THE INPUT.
^^^^^^^^

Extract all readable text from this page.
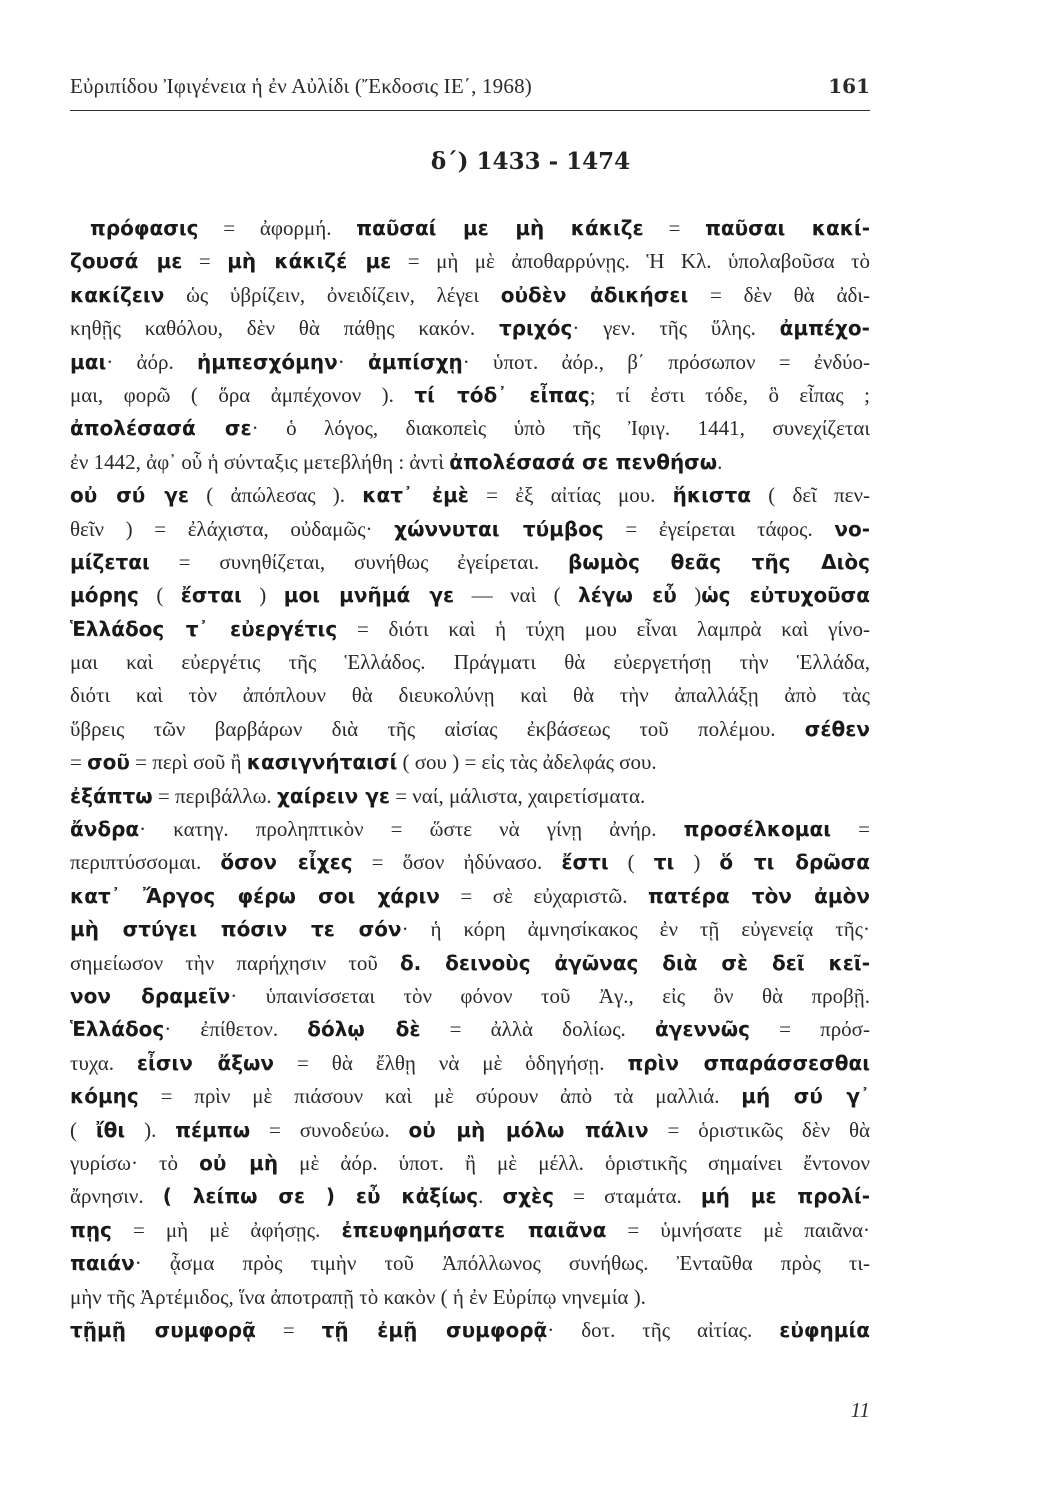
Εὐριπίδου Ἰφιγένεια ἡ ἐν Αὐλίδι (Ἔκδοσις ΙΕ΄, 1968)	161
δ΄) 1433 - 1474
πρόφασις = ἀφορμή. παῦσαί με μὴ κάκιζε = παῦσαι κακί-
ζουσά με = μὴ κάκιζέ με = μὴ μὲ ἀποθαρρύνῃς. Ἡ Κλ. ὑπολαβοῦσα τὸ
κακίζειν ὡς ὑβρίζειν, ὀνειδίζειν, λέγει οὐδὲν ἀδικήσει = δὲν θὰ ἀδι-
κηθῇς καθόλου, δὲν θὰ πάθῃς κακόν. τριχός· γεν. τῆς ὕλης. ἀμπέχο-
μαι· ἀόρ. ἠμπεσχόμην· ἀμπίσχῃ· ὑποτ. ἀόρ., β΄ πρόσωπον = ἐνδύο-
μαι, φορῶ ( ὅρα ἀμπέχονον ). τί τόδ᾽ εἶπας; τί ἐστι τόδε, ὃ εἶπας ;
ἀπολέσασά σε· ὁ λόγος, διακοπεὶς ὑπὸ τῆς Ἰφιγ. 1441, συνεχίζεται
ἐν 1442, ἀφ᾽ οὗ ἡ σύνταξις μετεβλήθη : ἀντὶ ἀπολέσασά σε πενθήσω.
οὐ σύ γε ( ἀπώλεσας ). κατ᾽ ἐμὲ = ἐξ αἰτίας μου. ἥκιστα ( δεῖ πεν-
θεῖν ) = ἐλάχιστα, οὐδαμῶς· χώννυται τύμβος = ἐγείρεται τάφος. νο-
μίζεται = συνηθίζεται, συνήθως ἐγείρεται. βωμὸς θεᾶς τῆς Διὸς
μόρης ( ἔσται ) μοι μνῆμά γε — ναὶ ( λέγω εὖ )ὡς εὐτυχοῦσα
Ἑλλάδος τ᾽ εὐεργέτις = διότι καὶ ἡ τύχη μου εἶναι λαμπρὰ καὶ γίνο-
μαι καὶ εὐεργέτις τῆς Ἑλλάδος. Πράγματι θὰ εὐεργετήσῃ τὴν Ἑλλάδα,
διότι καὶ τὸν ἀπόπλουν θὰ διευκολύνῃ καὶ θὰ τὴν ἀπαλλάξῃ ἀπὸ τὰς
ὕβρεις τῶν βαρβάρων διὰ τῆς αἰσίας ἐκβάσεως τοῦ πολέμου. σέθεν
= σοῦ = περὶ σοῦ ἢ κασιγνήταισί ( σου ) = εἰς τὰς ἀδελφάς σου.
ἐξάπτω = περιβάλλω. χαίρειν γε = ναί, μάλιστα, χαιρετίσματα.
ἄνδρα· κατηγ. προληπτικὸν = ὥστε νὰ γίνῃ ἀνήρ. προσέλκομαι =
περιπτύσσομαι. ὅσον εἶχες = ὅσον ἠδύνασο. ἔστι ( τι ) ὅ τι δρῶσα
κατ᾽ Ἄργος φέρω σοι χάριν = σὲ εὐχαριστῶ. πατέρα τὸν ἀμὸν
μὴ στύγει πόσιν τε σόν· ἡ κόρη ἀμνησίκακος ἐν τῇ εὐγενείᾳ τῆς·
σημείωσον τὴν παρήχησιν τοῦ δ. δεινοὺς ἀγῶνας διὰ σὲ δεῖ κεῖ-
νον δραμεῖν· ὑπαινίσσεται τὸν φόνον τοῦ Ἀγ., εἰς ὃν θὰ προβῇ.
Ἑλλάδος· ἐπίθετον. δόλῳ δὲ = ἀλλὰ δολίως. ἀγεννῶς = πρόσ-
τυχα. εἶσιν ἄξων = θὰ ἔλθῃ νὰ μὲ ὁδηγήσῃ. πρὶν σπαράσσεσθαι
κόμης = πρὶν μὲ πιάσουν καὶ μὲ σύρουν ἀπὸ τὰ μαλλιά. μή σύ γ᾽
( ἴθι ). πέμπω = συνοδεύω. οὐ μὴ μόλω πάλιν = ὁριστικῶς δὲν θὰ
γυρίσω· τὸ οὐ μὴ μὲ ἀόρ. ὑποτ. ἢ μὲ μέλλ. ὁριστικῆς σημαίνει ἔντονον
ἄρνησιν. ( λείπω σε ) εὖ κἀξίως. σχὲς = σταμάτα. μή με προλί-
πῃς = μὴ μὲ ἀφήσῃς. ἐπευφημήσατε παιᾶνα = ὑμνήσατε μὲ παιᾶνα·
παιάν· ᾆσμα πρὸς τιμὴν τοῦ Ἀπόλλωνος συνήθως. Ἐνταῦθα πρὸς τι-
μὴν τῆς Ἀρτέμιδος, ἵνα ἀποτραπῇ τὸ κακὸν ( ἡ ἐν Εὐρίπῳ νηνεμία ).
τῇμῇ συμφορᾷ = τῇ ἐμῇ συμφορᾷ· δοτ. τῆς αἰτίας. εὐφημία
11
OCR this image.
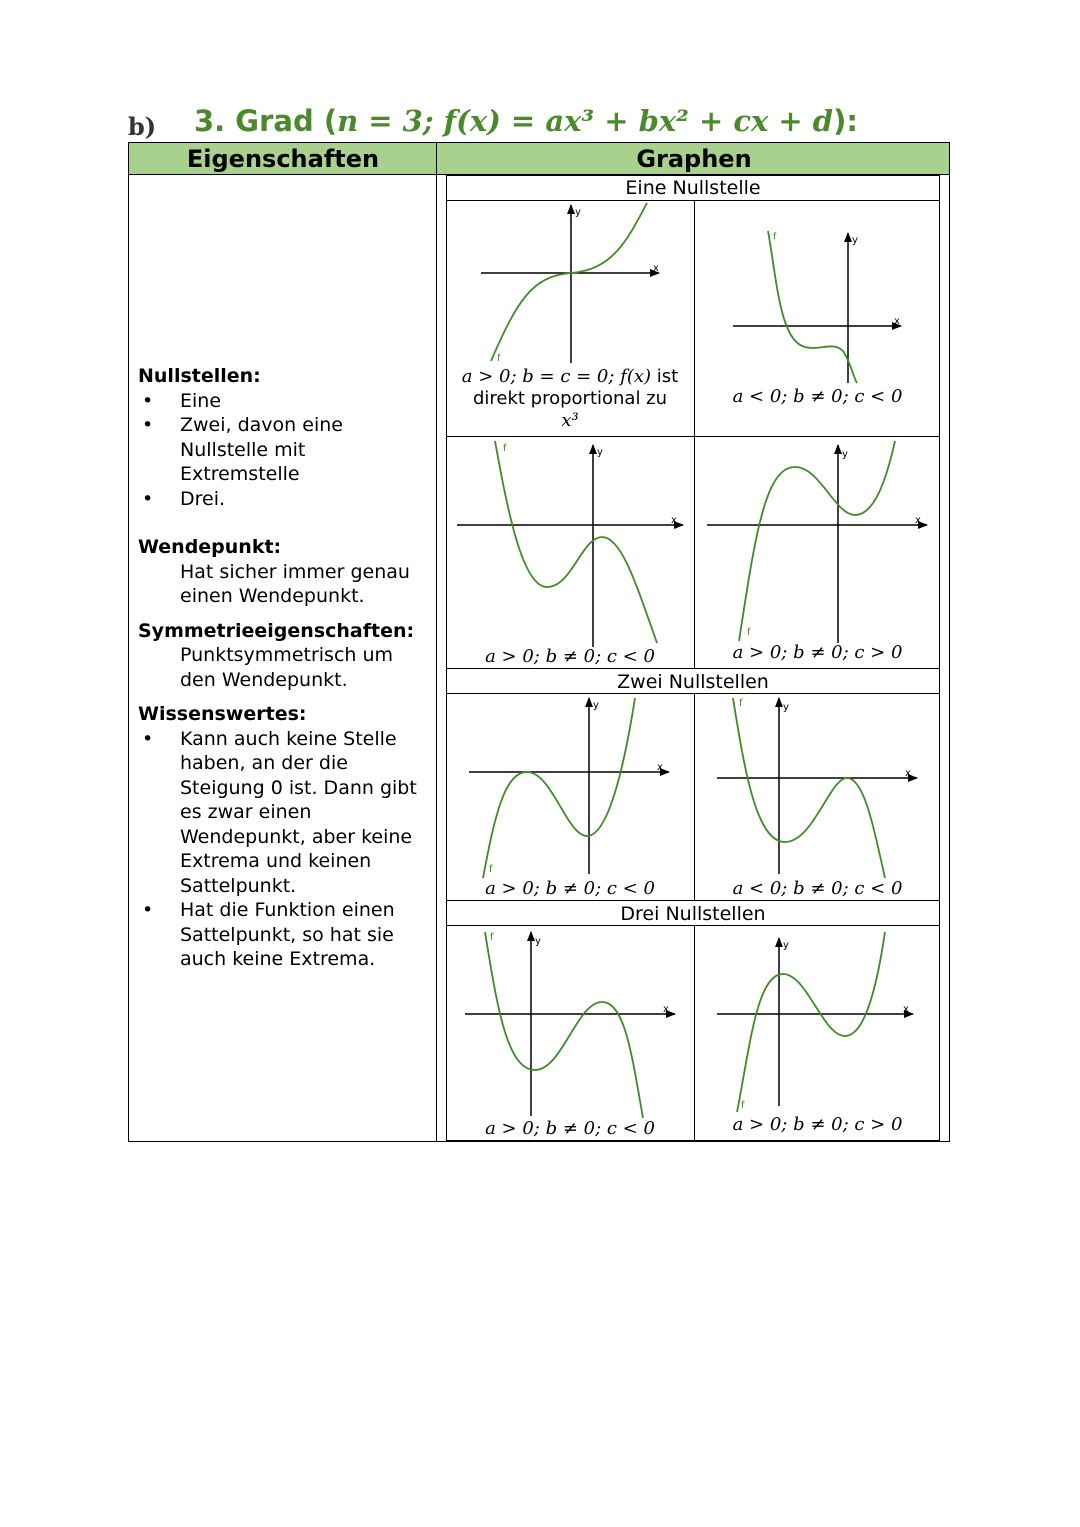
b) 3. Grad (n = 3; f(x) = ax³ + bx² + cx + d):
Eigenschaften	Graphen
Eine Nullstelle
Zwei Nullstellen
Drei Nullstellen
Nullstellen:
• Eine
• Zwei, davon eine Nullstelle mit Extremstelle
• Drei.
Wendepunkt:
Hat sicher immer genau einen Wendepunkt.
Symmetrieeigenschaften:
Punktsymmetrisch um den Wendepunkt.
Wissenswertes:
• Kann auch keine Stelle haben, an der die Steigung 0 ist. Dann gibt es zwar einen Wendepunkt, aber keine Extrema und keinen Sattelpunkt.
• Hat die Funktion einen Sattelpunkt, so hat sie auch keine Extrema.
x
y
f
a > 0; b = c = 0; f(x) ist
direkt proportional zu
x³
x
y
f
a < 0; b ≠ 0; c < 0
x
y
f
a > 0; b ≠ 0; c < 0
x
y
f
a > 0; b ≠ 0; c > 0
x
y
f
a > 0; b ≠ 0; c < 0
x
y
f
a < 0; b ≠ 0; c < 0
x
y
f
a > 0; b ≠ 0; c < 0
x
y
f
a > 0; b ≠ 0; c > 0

^^^^^^^^

Copy out the entries verbatim and leave the images out.

Extract all readable text from this page.
Εὐριπίδου Ἰφιγένεια ἡ ἐν Αὐλίδι (Ἔκδοσις ΙΕ΄, 1968)	161
δ΄) 1433 - 1474
πρόφασις = ἀφορμή. παῦσαί με μὴ κάκιζε = παῦσαι κακί-
ζουσά με = μὴ κάκιζέ με = μὴ μὲ ἀποθαρρύνῃς. Ἡ Κλ. ὑπολαβοῦσα τὸ
κακίζειν ὡς ὑβρίζειν, ὀνειδίζειν, λέγει οὐδὲν ἀδικήσει = δὲν θὰ ἀδι-
κηθῇς καθόλου, δὲν θὰ πάθῃς κακόν. τριχός· γεν. τῆς ὕλης. ἀμπέχο-
μαι· ἀόρ. ἠμπεσχόμην· ἀμπίσχῃ· ὑποτ. ἀόρ., β΄ πρόσωπον = ἐνδύο-
μαι, φορῶ ( ὅρα ἀμπέχονον ). τί τόδ᾽ εἶπας; τί ἐστι τόδε, ὃ εἶπας ;
ἀπολέσασά σε· ὁ λόγος, διακοπεὶς ὑπὸ τῆς Ἰφιγ. 1441, συνεχίζεται
ἐν 1442, ἀφ᾽ οὗ ἡ σύνταξις μετεβλήθη : ἀντὶ ἀπολέσασά σε πενθήσω.
οὐ σύ γε ( ἀπώλεσας ). κατ᾽ ἐμὲ = ἐξ αἰτίας μου. ἥκιστα ( δεῖ πεν-
θεῖν ) = ἐλάχιστα, οὐδαμῶς· χώννυται τύμβος = ἐγείρεται τάφος. νο-
μίζεται = συνηθίζεται, συνήθως ἐγείρεται. βωμὸς θεᾶς τῆς Διὸς
μόρης ( ἔσται ) μοι μνῆμά γε — ναὶ ( λέγω εὖ )ὡς εὐτυχοῦσα
Ἑλλάδος τ᾽ εὐεργέτις = διότι καὶ ἡ τύχη μου εἶναι λαμπρὰ καὶ γίνο-
μαι καὶ εὐεργέτις τῆς Ἑλλάδος. Πράγματι θὰ εὐεργετήσῃ τὴν Ἑλλάδα,
διότι καὶ τὸν ἀπόπλουν θὰ διευκολύνῃ καὶ θὰ τὴν ἀπαλλάξῃ ἀπὸ τὰς
ὕβρεις τῶν βαρβάρων διὰ τῆς αἰσίας ἐκβάσεως τοῦ πολέμου. σέθεν
= σοῦ = περὶ σοῦ ἢ κασιγνήταισί ( σου ) = εἰς τὰς ἀδελφάς σου.
ἐξάπτω = περιβάλλω. χαίρειν γε = ναί, μάλιστα, χαιρετίσματα.
ἄνδρα· κατηγ. προληπτικὸν = ὥστε νὰ γίνῃ ἀνήρ. προσέλκομαι =
περιπτύσσομαι. ὅσον εἶχες = ὅσον ἠδύνασο. ἔστι ( τι ) ὅ τι δρῶσα
κατ᾽ Ἄργος φέρω σοι χάριν = σὲ εὐχαριστῶ. πατέρα τὸν ἀμὸν
μὴ στύγει πόσιν τε σόν· ἡ κόρη ἀμνησίκακος ἐν τῇ εὐγενείᾳ τῆς·
σημείωσον τὴν παρήχησιν τοῦ δ. δεινοὺς ἀγῶνας διὰ σὲ δεῖ κεῖ-
νον δραμεῖν· ὑπαινίσσεται τὸν φόνον τοῦ Ἀγ., εἰς ὃν θὰ προβῇ.
Ἑλλάδος· ἐπίθετον. δόλῳ δὲ = ἀλλὰ δολίως. ἀγεννῶς = πρόσ-
τυχα. εἶσιν ἄξων = θὰ ἔλθῃ νὰ μὲ ὁδηγήσῃ. πρὶν σπαράσσεσθαι
κόμης = πρὶν μὲ πιάσουν καὶ μὲ σύρουν ἀπὸ τὰ μαλλιά. μή σύ γ᾽
( ἴθι ). πέμπω = συνοδεύω. οὐ μὴ μόλω πάλιν = ὁριστικῶς δὲν θὰ
γυρίσω· τὸ οὐ μὴ μὲ ἀόρ. ὑποτ. ἢ μὲ μέλλ. ὁριστικῆς σημαίνει ἔντονον
ἄρνησιν. ( λείπω σε ) εὖ κἀξίως. σχὲς = σταμάτα. μή με προλί-
πῃς = μὴ μὲ ἀφήσῃς. ἐπευφημήσατε παιᾶνα = ὑμνήσατε μὲ παιᾶνα·
παιάν· ᾆσμα πρὸς τιμὴν τοῦ Ἀπόλλωνος συνήθως. Ἐνταῦθα πρὸς τι-
μὴν τῆς Ἀρτέμιδος, ἵνα ἀποτραπῇ τὸ κακὸν ( ἡ ἐν Εὐρίπῳ νηνεμία ).
τῇμῇ συμφορᾷ = τῇ ἐμῇ συμφορᾷ· δοτ. τῆς αἰτίας. εὐφημία
11
OCR this image.
b) 3. Grad (n = 3; f(x) = ax³ + bx² + cx + d):
Eigenschaften	Graphen
Eine Nullstelle
Zwei Nullstellen
Drei Nullstellen
Nullstellen:
• Eine
• Zwei, davon eine Nullstelle mit Extremstelle
• Drei.
Wendepunkt:
Hat sicher immer genau einen Wendepunkt.
Symmetrieeigenschaften:
Punktsymmetrisch um den Wendepunkt.
Wissenswertes:
• Kann auch keine Stelle haben, an der die Steigung 0 ist. Dann gibt es zwar einen Wendepunkt, aber keine Extrema und keinen Sattelpunkt.
• Hat die Funktion einen Sattelpunkt, so hat sie auch keine Extrema.
x
y
f
a > 0; b = c = 0; f(x) ist
direkt proportional zu
x³
x
y
f
a < 0; b ≠ 0; c < 0
x
y
f
a > 0; b ≠ 0; c < 0
x
y
f
a > 0; b ≠ 0; c > 0
x
y
f
a > 0; b ≠ 0; c < 0
x
y
f
a < 0; b ≠ 0; c < 0
x
y
f
a > 0; b ≠ 0; c < 0
x
y
f
a > 0; b ≠ 0; c > 0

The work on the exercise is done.